▸ **Task prompt**:
Tally the lines below that contain "sujeto". The number is the whole answer.
-*-*-
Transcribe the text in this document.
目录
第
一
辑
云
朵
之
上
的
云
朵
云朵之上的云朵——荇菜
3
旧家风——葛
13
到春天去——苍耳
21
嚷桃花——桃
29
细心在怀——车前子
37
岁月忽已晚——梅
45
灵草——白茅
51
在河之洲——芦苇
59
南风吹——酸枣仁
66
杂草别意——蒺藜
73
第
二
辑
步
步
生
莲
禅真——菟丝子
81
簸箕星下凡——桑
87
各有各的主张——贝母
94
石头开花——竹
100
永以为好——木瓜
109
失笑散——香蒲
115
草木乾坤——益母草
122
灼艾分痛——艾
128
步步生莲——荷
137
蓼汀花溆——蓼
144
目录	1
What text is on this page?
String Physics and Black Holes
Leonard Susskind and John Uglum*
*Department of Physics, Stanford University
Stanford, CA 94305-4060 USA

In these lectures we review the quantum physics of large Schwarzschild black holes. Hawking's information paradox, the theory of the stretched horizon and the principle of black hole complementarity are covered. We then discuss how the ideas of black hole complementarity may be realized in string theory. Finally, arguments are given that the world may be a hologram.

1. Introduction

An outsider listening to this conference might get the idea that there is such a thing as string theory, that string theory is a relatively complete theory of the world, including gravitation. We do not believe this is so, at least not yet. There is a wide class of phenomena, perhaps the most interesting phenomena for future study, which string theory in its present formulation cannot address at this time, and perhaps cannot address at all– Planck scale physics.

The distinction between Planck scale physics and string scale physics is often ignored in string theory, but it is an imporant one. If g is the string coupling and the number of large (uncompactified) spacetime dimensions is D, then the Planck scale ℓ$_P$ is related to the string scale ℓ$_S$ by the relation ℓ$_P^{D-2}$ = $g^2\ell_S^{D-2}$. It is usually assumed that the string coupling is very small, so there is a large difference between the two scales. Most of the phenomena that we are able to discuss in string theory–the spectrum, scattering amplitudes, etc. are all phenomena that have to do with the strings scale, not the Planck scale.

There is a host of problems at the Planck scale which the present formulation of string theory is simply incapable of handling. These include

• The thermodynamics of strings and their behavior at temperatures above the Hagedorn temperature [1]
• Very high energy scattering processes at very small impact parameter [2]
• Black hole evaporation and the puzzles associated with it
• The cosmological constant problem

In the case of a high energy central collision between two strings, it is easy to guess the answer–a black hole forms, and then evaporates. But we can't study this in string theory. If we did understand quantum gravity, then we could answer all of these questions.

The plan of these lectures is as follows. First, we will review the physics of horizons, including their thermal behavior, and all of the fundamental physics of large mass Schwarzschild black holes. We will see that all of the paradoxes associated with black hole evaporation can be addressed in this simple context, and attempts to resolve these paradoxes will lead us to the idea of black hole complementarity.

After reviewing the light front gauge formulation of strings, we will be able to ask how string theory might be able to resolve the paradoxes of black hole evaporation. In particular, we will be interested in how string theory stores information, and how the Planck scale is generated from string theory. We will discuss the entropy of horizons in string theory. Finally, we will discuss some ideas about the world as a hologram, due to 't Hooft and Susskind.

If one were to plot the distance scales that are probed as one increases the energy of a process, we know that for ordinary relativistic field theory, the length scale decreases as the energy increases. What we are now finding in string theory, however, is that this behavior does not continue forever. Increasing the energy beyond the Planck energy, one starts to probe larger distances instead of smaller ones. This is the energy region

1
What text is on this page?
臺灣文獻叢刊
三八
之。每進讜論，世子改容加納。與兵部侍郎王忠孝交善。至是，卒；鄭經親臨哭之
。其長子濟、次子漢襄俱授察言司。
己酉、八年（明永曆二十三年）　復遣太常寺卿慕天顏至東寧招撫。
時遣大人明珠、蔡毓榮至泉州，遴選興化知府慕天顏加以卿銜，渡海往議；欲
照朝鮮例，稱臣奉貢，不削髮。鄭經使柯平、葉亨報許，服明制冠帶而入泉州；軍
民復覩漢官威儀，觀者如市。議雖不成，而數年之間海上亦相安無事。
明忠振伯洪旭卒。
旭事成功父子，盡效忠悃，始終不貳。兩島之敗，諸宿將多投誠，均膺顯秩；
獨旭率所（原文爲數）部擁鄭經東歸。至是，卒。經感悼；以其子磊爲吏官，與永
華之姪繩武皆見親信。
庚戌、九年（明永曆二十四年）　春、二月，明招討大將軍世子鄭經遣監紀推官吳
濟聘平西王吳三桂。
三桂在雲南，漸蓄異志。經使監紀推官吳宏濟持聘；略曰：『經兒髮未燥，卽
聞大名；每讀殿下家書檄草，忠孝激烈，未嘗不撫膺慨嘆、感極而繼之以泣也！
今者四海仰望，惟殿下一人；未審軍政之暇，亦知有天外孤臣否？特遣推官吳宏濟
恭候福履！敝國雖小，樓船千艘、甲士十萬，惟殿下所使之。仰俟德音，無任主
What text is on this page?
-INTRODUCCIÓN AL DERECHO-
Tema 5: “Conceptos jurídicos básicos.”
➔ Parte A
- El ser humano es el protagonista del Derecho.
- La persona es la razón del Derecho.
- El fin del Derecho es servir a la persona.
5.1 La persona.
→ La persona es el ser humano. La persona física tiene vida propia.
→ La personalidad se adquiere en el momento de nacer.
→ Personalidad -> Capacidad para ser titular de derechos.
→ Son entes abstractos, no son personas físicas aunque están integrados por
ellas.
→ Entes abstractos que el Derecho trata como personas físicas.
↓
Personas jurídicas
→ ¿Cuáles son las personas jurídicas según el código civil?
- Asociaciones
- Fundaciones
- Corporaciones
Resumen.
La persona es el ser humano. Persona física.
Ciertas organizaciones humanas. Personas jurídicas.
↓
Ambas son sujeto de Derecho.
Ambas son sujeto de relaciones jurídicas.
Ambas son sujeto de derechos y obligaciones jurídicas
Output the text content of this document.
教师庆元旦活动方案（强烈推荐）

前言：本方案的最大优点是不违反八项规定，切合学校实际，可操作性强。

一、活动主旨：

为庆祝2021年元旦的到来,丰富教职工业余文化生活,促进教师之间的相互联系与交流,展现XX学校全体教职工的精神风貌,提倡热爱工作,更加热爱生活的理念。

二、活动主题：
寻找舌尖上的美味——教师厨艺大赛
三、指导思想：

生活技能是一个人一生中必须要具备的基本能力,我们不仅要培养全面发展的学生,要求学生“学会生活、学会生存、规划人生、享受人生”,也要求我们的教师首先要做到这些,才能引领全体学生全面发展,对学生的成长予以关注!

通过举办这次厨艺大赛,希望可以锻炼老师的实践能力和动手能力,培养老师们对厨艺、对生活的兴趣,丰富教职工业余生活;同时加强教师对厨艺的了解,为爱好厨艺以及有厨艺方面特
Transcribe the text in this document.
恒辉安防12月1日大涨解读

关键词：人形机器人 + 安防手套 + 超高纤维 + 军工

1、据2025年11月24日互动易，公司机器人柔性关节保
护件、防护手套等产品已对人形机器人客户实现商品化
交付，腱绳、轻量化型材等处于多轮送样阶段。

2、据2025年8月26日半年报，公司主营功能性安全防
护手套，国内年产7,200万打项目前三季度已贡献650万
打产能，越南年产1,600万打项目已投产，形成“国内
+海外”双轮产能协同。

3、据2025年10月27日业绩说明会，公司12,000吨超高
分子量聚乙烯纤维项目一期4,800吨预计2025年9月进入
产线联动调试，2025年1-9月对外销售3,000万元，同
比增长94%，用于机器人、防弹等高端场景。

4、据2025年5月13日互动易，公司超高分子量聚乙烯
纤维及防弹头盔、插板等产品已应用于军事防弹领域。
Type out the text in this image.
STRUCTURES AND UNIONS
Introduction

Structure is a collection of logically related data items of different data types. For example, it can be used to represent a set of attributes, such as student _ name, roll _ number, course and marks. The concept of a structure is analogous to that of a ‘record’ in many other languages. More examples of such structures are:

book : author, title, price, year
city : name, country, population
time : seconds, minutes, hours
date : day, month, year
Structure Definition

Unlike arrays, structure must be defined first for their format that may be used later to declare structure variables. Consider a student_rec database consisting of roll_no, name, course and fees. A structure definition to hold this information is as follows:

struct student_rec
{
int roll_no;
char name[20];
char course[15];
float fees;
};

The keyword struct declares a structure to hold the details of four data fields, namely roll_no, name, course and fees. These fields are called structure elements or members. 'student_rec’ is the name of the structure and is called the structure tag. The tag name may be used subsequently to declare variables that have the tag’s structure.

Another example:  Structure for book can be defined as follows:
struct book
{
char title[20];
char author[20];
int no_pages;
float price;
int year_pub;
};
-*-*-
▸ **Answer to the problem**:
3